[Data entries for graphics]
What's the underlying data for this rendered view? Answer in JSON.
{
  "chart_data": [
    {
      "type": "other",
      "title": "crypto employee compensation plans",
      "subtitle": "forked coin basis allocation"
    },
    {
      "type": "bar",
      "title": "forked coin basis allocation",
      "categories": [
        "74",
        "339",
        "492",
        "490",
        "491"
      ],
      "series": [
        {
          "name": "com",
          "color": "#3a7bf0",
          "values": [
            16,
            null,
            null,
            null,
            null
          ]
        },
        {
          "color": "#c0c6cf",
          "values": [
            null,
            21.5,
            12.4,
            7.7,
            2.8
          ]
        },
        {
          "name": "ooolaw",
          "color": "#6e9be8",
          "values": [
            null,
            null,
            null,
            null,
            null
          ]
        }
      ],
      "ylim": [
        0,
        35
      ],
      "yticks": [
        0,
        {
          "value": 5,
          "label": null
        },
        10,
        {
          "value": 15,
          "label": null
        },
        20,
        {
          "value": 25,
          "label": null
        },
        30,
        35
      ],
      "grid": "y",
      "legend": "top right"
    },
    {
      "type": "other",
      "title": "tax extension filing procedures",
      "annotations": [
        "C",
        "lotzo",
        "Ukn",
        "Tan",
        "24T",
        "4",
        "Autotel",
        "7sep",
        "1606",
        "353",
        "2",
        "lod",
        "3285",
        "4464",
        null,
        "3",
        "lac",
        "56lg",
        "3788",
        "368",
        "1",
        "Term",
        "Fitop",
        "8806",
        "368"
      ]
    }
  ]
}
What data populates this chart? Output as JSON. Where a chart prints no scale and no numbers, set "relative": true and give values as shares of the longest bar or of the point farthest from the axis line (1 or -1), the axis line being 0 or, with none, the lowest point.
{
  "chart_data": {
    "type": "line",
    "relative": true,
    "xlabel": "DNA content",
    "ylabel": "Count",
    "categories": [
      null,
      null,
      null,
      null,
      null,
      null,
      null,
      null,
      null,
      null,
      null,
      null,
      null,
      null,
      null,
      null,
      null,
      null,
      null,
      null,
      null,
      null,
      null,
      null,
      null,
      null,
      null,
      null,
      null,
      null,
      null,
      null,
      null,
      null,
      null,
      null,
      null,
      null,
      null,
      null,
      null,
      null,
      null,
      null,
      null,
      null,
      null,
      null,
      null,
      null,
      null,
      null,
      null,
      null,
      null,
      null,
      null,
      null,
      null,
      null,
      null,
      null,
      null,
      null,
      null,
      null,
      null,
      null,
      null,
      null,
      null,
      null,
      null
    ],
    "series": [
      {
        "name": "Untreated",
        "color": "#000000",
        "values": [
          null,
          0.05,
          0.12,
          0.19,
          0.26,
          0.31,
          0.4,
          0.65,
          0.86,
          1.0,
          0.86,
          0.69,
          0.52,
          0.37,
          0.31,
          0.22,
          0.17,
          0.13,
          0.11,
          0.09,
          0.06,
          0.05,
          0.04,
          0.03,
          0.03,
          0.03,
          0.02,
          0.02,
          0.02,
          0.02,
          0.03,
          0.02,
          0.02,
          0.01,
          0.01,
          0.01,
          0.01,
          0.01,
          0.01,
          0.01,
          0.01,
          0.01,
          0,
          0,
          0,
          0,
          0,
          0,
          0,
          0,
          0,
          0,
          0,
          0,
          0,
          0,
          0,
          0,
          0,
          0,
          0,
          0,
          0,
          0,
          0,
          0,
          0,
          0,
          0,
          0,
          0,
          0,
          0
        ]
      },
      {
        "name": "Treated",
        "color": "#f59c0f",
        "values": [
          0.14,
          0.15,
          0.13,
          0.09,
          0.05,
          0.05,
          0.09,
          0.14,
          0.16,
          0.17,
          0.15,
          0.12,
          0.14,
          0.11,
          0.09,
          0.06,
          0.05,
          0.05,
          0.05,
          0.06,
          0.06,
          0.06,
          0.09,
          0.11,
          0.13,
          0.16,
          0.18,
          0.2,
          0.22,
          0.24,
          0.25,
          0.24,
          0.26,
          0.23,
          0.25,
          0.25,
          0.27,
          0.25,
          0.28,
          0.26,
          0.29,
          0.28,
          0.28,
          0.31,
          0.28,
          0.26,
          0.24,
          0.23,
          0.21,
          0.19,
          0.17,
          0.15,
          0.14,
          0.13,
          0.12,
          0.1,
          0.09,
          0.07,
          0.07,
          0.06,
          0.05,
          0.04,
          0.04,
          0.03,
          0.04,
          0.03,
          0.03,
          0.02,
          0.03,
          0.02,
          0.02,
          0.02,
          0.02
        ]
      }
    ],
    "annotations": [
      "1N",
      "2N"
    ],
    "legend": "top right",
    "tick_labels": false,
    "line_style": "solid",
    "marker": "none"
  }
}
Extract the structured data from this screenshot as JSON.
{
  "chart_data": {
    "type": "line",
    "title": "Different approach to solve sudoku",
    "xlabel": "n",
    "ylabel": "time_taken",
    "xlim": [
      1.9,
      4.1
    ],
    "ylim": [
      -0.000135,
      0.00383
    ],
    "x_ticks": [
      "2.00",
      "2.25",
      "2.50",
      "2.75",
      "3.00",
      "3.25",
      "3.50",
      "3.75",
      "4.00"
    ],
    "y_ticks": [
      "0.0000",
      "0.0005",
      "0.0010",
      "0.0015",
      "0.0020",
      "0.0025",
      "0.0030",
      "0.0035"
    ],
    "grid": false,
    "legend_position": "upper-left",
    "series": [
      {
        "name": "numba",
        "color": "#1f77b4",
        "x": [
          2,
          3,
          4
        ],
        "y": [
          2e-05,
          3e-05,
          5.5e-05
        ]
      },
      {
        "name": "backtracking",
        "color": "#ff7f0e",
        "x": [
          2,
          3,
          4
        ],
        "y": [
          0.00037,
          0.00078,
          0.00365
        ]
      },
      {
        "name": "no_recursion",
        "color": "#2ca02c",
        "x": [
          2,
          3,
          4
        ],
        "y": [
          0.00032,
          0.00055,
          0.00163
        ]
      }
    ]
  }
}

▶ **REQUEST**
Scan the material above. Copy each line that holds the word "name".

▶ **THE COMPLETED TASK**
          "name": "com",
          "name": "ooolaw",
        "name": "Untreated",
        "name": "Treated",
        "name": "numba",
        "name": "backtracking",
        "name": "no_recursion",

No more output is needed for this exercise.